Records about charts and figures
## start

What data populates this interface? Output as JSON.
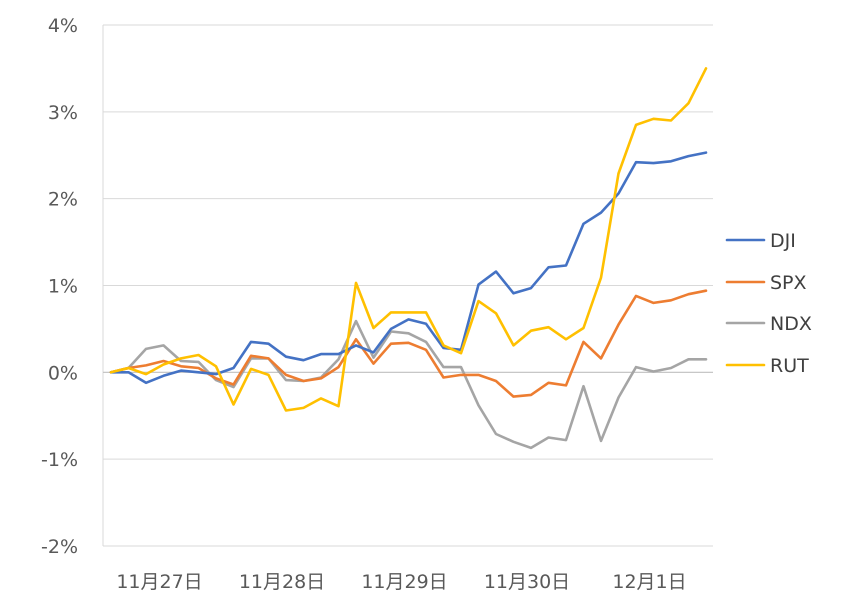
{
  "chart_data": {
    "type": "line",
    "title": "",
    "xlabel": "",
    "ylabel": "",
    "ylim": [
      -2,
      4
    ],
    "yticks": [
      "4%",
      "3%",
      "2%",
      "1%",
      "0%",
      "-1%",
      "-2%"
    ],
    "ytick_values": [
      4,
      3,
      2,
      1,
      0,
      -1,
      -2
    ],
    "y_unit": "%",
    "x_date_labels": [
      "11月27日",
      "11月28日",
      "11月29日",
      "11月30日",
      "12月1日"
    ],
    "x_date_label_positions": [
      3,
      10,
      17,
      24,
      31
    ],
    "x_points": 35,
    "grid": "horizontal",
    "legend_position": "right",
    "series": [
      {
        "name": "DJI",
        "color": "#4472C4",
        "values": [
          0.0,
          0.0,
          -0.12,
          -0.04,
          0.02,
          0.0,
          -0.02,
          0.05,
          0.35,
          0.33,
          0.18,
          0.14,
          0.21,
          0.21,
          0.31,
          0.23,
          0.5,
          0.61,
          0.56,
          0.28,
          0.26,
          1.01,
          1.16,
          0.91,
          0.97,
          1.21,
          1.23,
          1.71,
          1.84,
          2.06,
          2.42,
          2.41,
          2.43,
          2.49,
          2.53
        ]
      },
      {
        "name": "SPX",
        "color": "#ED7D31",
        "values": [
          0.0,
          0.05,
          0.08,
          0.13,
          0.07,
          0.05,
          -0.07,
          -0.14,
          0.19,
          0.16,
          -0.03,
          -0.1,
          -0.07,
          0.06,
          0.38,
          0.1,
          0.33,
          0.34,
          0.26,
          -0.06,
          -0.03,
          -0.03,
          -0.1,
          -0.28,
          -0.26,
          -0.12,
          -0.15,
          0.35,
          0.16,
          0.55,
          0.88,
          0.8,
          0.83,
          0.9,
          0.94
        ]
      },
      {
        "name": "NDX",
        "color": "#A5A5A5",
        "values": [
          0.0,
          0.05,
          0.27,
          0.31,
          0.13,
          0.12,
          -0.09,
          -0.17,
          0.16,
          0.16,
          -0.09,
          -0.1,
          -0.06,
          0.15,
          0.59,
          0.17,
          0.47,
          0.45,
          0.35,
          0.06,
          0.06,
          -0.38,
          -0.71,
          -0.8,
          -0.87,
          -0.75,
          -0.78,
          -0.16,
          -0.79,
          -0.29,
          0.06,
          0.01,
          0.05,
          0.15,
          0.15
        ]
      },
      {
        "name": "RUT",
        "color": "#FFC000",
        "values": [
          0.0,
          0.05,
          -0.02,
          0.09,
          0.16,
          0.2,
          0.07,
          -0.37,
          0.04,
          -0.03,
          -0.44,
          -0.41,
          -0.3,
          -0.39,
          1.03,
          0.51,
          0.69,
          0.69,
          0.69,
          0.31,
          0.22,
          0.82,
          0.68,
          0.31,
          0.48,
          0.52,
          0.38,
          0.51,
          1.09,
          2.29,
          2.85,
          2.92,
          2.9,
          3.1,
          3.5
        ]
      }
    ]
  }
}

## end
## start

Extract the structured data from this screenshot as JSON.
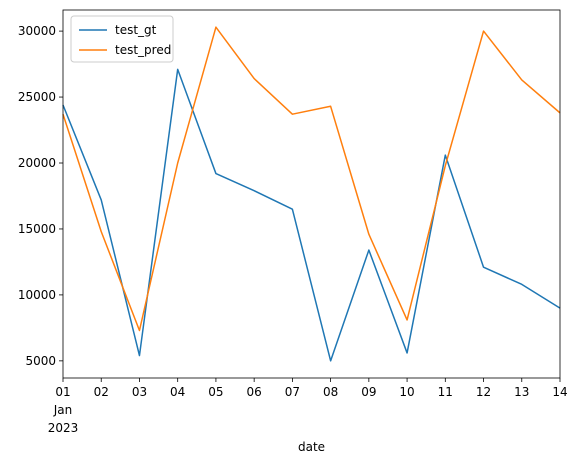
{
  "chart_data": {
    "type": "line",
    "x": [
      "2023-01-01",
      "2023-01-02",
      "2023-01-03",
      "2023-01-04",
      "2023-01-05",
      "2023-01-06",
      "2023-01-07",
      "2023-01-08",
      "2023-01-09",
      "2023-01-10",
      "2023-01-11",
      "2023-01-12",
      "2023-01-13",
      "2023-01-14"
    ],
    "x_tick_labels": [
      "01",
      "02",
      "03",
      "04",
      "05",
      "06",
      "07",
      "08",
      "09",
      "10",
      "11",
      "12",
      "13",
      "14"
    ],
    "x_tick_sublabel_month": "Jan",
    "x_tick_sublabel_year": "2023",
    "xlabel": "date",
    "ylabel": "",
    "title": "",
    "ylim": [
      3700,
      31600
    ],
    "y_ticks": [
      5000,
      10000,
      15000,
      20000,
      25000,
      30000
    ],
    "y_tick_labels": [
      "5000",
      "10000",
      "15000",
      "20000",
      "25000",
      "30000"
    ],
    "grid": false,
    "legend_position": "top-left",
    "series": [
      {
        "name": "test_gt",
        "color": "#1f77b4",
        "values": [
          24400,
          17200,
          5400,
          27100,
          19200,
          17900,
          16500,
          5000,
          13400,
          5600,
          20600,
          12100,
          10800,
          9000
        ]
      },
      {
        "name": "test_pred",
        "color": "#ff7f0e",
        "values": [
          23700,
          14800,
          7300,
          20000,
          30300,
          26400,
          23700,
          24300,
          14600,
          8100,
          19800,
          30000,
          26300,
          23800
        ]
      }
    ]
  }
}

## end

SET EXERCISE: Select all lines in the listing that include the word "name".

WORKED SOLUTION:
        "name": "DJI",
        "name": "SPX",
        "name": "NDX",
        "name": "RUT",
        "name": "test_gt",
        "name": "test_pred",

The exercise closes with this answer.